Provided data:
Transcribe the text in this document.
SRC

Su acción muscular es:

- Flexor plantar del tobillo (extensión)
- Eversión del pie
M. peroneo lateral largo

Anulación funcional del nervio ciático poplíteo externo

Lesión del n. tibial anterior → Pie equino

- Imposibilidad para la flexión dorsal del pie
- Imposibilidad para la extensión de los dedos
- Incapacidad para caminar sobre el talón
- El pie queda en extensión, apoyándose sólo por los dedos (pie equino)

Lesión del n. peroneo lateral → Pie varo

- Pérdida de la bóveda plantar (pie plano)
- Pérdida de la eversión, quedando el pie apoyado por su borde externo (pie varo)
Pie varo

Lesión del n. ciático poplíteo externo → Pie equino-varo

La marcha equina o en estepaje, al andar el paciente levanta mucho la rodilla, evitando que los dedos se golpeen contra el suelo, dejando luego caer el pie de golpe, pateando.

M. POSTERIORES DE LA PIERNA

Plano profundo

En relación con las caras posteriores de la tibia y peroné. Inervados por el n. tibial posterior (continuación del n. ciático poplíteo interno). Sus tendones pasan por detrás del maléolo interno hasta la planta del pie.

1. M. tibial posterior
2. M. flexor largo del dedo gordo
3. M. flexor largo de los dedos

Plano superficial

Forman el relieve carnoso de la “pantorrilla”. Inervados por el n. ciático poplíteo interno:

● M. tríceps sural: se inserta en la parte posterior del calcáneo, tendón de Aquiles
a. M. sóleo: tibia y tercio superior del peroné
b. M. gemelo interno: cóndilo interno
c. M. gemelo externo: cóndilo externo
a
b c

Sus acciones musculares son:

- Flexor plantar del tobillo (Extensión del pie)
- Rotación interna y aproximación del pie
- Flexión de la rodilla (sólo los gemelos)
* * *
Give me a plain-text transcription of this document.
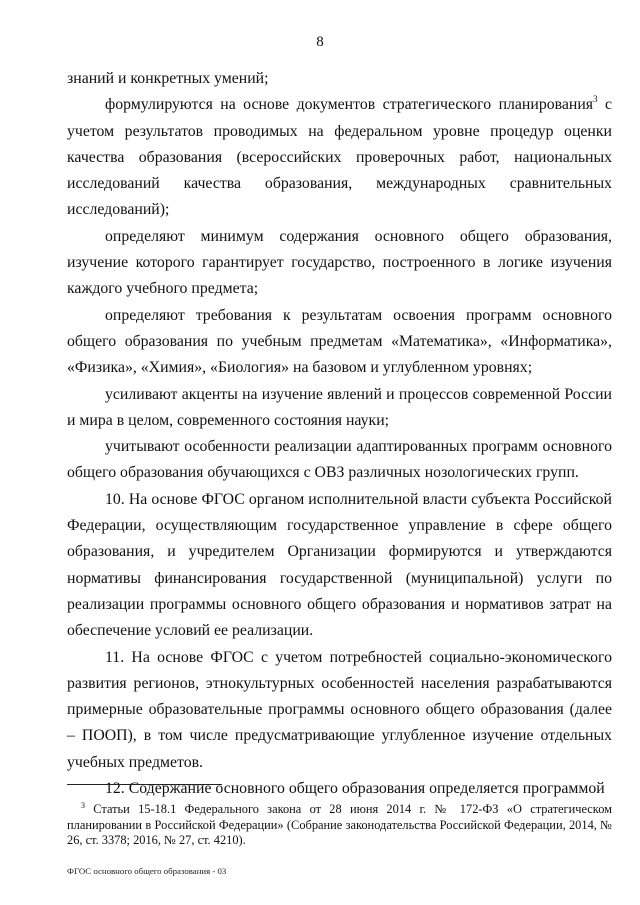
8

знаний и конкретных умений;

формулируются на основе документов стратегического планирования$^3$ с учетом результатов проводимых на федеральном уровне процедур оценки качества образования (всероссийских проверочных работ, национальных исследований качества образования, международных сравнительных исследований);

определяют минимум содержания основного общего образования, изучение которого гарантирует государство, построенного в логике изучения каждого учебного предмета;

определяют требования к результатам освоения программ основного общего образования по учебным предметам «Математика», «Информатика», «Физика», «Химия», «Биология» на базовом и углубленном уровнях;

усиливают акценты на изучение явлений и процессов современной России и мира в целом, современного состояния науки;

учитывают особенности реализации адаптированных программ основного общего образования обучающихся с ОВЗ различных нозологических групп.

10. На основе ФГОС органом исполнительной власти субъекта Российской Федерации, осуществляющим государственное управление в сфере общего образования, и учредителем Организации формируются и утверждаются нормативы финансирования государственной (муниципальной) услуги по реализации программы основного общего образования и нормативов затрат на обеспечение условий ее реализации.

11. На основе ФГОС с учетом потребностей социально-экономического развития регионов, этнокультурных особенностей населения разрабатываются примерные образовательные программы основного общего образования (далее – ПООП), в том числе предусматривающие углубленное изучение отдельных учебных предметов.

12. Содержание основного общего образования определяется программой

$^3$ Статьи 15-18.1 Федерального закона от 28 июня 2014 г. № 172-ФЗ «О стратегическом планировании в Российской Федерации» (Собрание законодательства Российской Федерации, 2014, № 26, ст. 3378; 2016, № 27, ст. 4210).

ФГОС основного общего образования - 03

What you should do: Count how many lines contain "основе" and give only that count.

Solved exercise: 3